Saved entries

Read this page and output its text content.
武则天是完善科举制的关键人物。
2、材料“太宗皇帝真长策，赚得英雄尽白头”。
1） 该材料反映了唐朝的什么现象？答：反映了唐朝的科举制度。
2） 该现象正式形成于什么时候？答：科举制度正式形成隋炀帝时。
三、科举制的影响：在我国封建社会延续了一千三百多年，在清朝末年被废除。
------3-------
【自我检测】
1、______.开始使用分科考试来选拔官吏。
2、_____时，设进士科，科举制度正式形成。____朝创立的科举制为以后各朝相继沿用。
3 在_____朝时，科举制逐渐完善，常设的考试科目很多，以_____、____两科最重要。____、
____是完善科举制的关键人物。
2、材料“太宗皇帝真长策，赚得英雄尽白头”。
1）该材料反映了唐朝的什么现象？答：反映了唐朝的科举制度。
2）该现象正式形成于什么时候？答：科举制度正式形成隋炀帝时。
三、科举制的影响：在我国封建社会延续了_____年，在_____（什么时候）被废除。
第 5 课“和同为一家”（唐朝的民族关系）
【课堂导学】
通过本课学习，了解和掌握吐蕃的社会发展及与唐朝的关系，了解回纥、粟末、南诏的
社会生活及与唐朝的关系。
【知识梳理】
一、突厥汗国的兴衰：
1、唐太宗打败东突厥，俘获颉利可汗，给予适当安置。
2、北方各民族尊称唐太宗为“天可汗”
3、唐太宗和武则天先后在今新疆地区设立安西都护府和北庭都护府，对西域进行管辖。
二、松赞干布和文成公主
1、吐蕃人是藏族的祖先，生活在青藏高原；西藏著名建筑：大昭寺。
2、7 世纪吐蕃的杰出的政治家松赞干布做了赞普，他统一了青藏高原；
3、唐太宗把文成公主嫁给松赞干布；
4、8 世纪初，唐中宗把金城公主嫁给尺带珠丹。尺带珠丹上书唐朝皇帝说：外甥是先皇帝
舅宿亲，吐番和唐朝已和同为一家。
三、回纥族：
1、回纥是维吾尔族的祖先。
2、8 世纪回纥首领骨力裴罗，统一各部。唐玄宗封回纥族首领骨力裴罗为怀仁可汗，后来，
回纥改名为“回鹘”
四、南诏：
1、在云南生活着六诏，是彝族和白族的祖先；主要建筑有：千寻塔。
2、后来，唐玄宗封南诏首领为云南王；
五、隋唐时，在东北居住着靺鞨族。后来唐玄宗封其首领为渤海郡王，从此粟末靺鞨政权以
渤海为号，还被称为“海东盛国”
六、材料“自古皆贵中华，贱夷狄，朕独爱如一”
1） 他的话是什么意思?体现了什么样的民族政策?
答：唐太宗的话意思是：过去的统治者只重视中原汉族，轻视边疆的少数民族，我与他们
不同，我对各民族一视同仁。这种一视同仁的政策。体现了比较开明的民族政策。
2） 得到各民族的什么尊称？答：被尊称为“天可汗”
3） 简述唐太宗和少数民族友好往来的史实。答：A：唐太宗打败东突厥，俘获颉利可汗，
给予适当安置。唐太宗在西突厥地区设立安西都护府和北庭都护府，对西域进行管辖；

*WHAT TO WORK ON*.
Write out every line from the records above, word for word.

*EXERCISE SOLUTION*.
Read this page and output its text content.
武则天是完善科举制的关键人物。
2、材料“太宗皇帝真长策，赚得英雄尽白头”。
1） 该材料反映了唐朝的什么现象？答：反映了唐朝的科举制度。
2） 该现象正式形成于什么时候？答：科举制度正式形成隋炀帝时。
三、科举制的影响：在我国封建社会延续了一千三百多年，在清朝末年被废除。
------3-------
【自我检测】
1、______.开始使用分科考试来选拔官吏。
2、_____时，设进士科，科举制度正式形成。____朝创立的科举制为以后各朝相继沿用。
3 在_____朝时，科举制逐渐完善，常设的考试科目很多，以_____、____两科最重要。____、
____是完善科举制的关键人物。
2、材料“太宗皇帝真长策，赚得英雄尽白头”。
1）该材料反映了唐朝的什么现象？答：反映了唐朝的科举制度。
2）该现象正式形成于什么时候？答：科举制度正式形成隋炀帝时。
三、科举制的影响：在我国封建社会延续了_____年，在_____（什么时候）被废除。
第 5 课“和同为一家”（唐朝的民族关系）
【课堂导学】
通过本课学习，了解和掌握吐蕃的社会发展及与唐朝的关系，了解回纥、粟末、南诏的
社会生活及与唐朝的关系。
【知识梳理】
一、突厥汗国的兴衰：
1、唐太宗打败东突厥，俘获颉利可汗，给予适当安置。
2、北方各民族尊称唐太宗为“天可汗”
3、唐太宗和武则天先后在今新疆地区设立安西都护府和北庭都护府，对西域进行管辖。
二、松赞干布和文成公主
1、吐蕃人是藏族的祖先，生活在青藏高原；西藏著名建筑：大昭寺。
2、7 世纪吐蕃的杰出的政治家松赞干布做了赞普，他统一了青藏高原；
3、唐太宗把文成公主嫁给松赞干布；
4、8 世纪初，唐中宗把金城公主嫁给尺带珠丹。尺带珠丹上书唐朝皇帝说：外甥是先皇帝
舅宿亲，吐番和唐朝已和同为一家。
三、回纥族：
1、回纥是维吾尔族的祖先。
2、8 世纪回纥首领骨力裴罗，统一各部。唐玄宗封回纥族首领骨力裴罗为怀仁可汗，后来，
回纥改名为“回鹘”
四、南诏：
1、在云南生活着六诏，是彝族和白族的祖先；主要建筑有：千寻塔。
2、后来，唐玄宗封南诏首领为云南王；
五、隋唐时，在东北居住着靺鞨族。后来唐玄宗封其首领为渤海郡王，从此粟末靺鞨政权以
渤海为号，还被称为“海东盛国”
六、材料“自古皆贵中华，贱夷狄，朕独爱如一”
1） 他的话是什么意思?体现了什么样的民族政策?
答：唐太宗的话意思是：过去的统治者只重视中原汉族，轻视边疆的少数民族，我与他们
不同，我对各民族一视同仁。这种一视同仁的政策。体现了比较开明的民族政策。
2） 得到各民族的什么尊称？答：被尊称为“天可汗”
3） 简述唐太宗和少数民族友好往来的史实。答：A：唐太宗打败东突厥，俘获颉利可汗，
给予适当安置。唐太宗在西突厥地区设立安西都护府和北庭都护府，对西域进行管辖；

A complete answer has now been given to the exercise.